- Work required: Work out how many lines in the entries below include the word "Income". Give nothing but the number.

-- start of Supplied data --

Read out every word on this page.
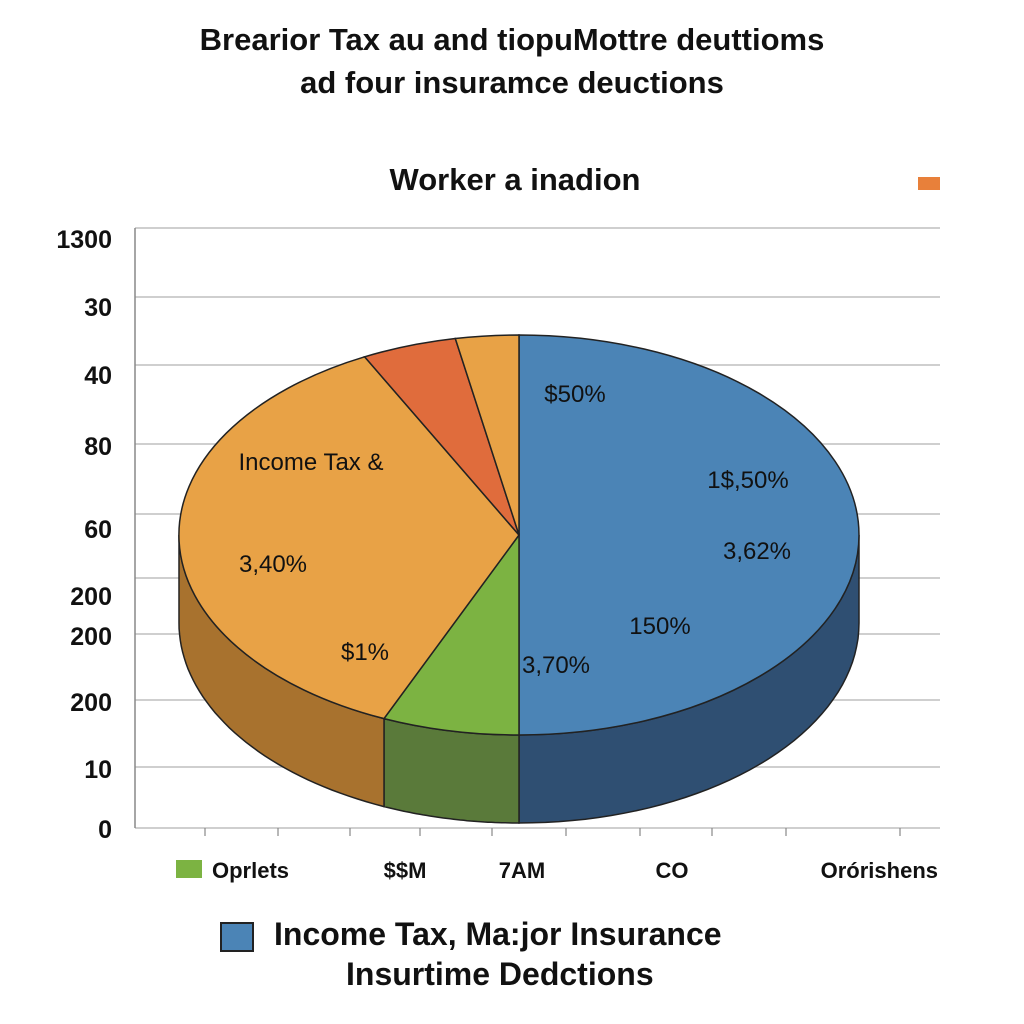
Brearior Tax au and tiopuMottre deuttioms
ad four insuramce deuctions
Worker a inadion
1300
30
40
80
60
200
200
200
10
0
$50%
1$,50%
3,62%
150%
3,70%
Income Tax &
3,40%
$1%
Oprlets	$$M	7AM	CO	Orórishens
Income Tax, Ma:jor Insurance
Insurtime Dedctions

-- end of Supplied data --

- Reply to the exercise: 2